- _GIVEN TASK_: Set down the data below without change, skipping the pictures it holds.

- _Stored data_:
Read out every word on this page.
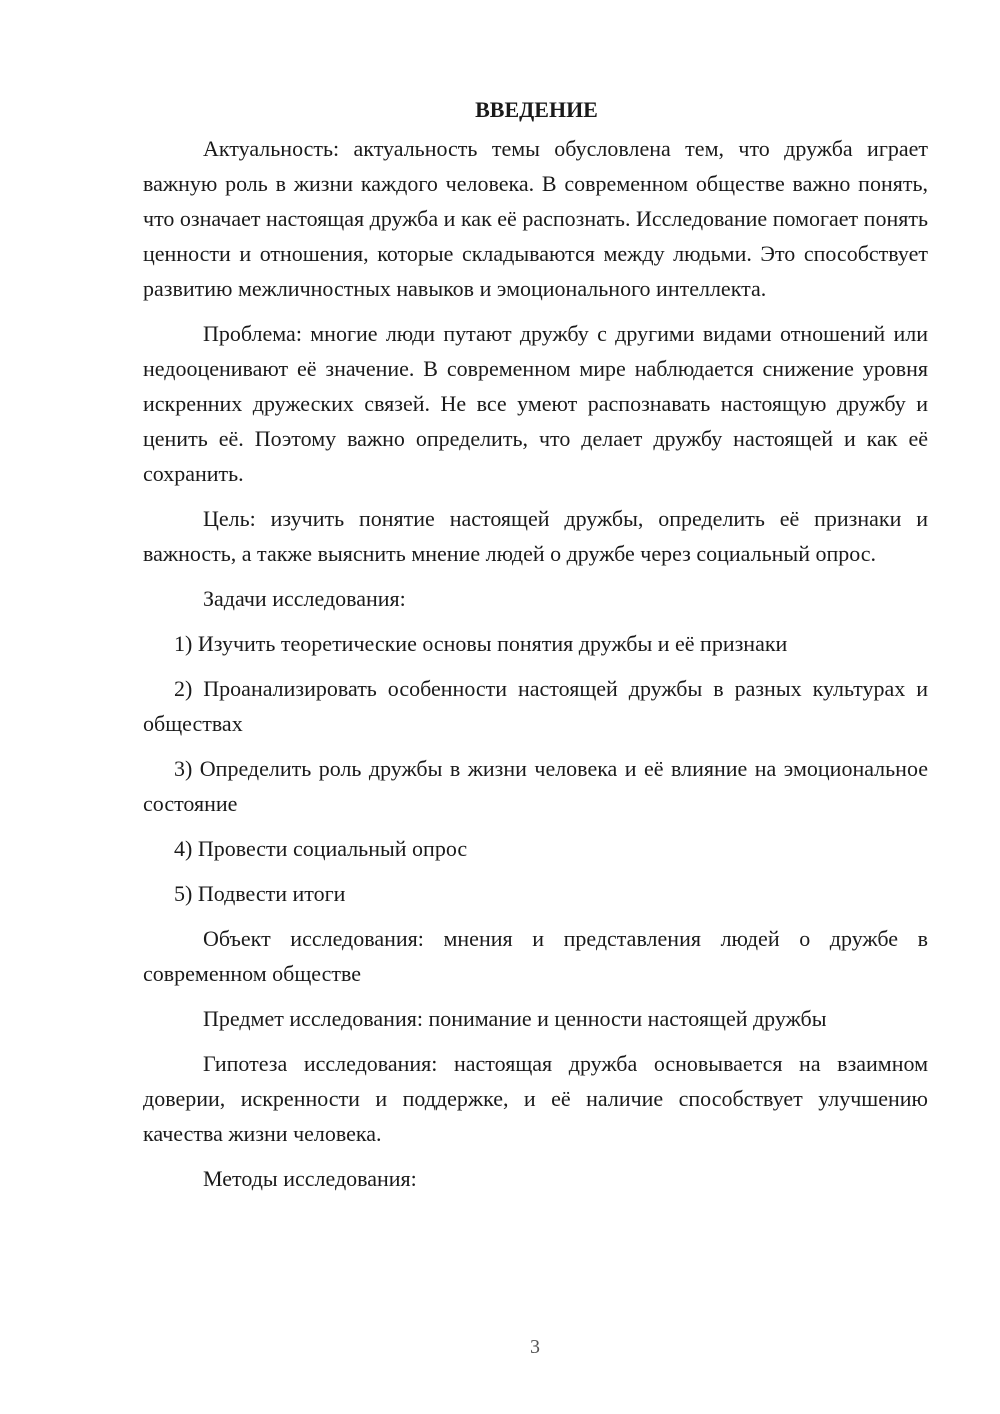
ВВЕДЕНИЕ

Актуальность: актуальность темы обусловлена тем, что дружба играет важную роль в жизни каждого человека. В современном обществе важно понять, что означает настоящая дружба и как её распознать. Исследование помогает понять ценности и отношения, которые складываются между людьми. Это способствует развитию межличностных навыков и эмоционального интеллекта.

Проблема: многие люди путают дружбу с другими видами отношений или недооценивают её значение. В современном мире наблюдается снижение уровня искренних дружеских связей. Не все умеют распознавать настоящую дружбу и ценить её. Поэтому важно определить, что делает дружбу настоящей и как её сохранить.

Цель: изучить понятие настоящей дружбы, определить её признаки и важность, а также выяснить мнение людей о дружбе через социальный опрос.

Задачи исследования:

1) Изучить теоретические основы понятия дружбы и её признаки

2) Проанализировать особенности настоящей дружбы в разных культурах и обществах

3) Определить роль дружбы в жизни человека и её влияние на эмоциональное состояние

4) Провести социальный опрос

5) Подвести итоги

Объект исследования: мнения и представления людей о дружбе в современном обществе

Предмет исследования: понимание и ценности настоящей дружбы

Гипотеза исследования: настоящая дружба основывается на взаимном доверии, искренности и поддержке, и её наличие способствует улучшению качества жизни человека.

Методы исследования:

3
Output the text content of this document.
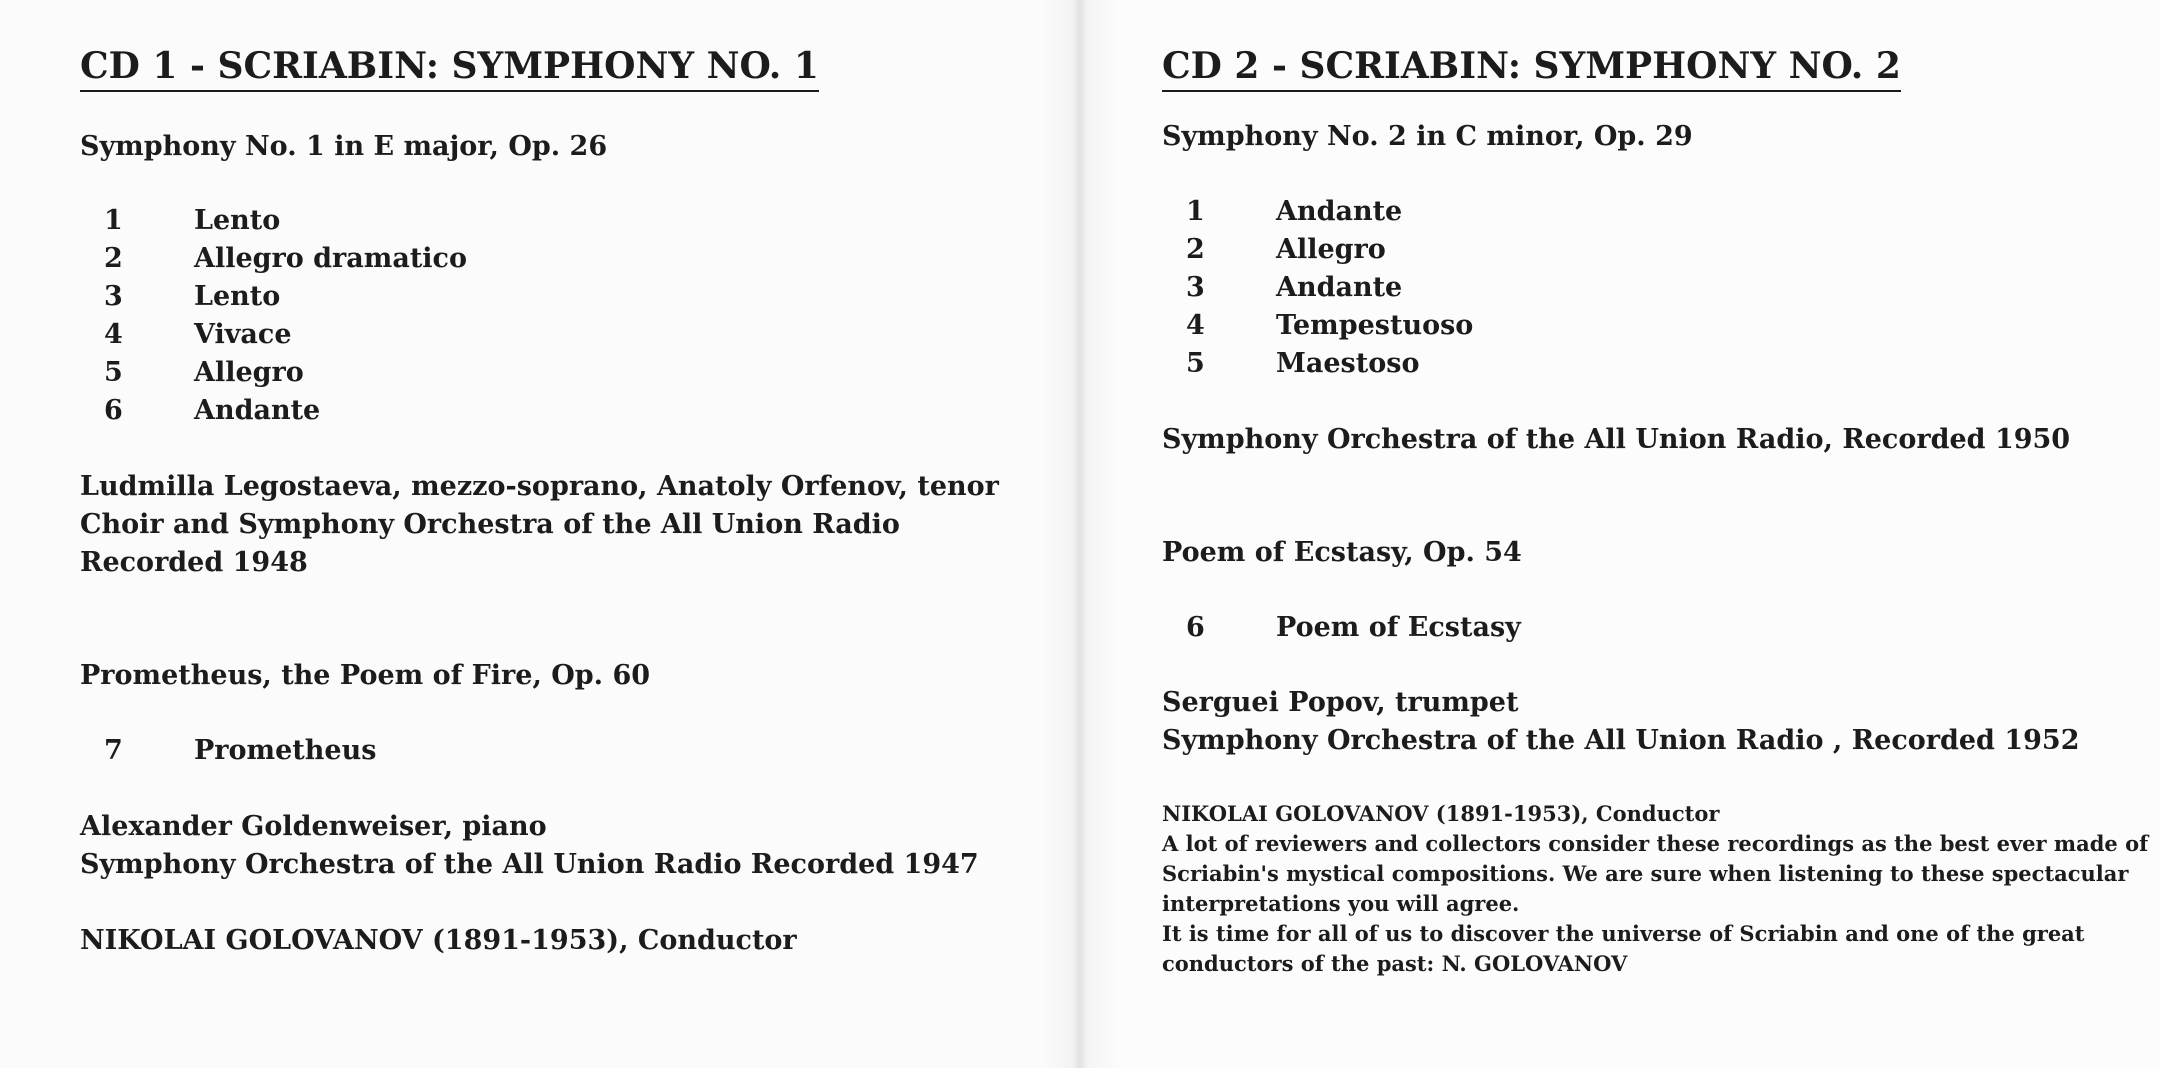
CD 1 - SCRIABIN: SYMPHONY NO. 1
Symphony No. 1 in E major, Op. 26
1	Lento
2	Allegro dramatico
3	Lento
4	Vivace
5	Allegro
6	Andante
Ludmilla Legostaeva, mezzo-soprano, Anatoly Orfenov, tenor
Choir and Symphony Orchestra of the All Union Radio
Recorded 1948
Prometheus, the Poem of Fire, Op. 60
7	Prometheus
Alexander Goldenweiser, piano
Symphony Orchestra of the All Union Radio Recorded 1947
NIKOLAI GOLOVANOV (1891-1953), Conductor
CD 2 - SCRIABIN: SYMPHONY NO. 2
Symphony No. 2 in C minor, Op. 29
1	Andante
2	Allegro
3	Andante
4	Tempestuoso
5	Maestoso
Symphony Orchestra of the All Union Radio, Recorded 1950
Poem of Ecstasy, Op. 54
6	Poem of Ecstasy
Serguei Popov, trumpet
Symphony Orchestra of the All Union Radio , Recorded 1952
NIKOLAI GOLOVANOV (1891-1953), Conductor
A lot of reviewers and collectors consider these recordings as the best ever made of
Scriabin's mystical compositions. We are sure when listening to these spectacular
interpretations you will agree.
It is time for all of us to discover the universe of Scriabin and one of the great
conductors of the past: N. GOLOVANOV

- _WRITTEN RESPONSE_:
Read out every word on this page.
ВВЕДЕНИЕ

Актуальность: актуальность темы обусловлена тем, что дружба играет важную роль в жизни каждого человека. В современном обществе важно понять, что означает настоящая дружба и как её распознать. Исследование помогает понять ценности и отношения, которые складываются между людьми. Это способствует развитию межличностных навыков и эмоционального интеллекта.

Проблема: многие люди путают дружбу с другими видами отношений или недооценивают её значение. В современном мире наблюдается снижение уровня искренних дружеских связей. Не все умеют распознавать настоящую дружбу и ценить её. Поэтому важно определить, что делает дружбу настоящей и как её сохранить.

Цель: изучить понятие настоящей дружбы, определить её признаки и важность, а также выяснить мнение людей о дружбе через социальный опрос.

Задачи исследования:

1) Изучить теоретические основы понятия дружбы и её признаки

2) Проанализировать особенности настоящей дружбы в разных культурах и обществах

3) Определить роль дружбы в жизни человека и её влияние на эмоциональное состояние

4) Провести социальный опрос

5) Подвести итоги

Объект исследования: мнения и представления людей о дружбе в современном обществе

Предмет исследования: понимание и ценности настоящей дружбы

Гипотеза исследования: настоящая дружба основывается на взаимном доверии, искренности и поддержке, и её наличие способствует улучшению качества жизни человека.

Методы исследования:

3
Output the text content of this document.
CD 1 - SCRIABIN: SYMPHONY NO. 1
Symphony No. 1 in E major, Op. 26
1	Lento
2	Allegro dramatico
3	Lento
4	Vivace
5	Allegro
6	Andante
Ludmilla Legostaeva, mezzo-soprano, Anatoly Orfenov, tenor
Choir and Symphony Orchestra of the All Union Radio
Recorded 1948
Prometheus, the Poem of Fire, Op. 60
7	Prometheus
Alexander Goldenweiser, piano
Symphony Orchestra of the All Union Radio Recorded 1947
NIKOLAI GOLOVANOV (1891-1953), Conductor
CD 2 - SCRIABIN: SYMPHONY NO. 2
Symphony No. 2 in C minor, Op. 29
1	Andante
2	Allegro
3	Andante
4	Tempestuoso
5	Maestoso
Symphony Orchestra of the All Union Radio, Recorded 1950
Poem of Ecstasy, Op. 54
6	Poem of Ecstasy
Serguei Popov, trumpet
Symphony Orchestra of the All Union Radio , Recorded 1952
NIKOLAI GOLOVANOV (1891-1953), Conductor
A lot of reviewers and collectors consider these recordings as the best ever made of
Scriabin's mystical compositions. We are sure when listening to these spectacular
interpretations you will agree.
It is time for all of us to discover the universe of Scriabin and one of the great
conductors of the past: N. GOLOVANOV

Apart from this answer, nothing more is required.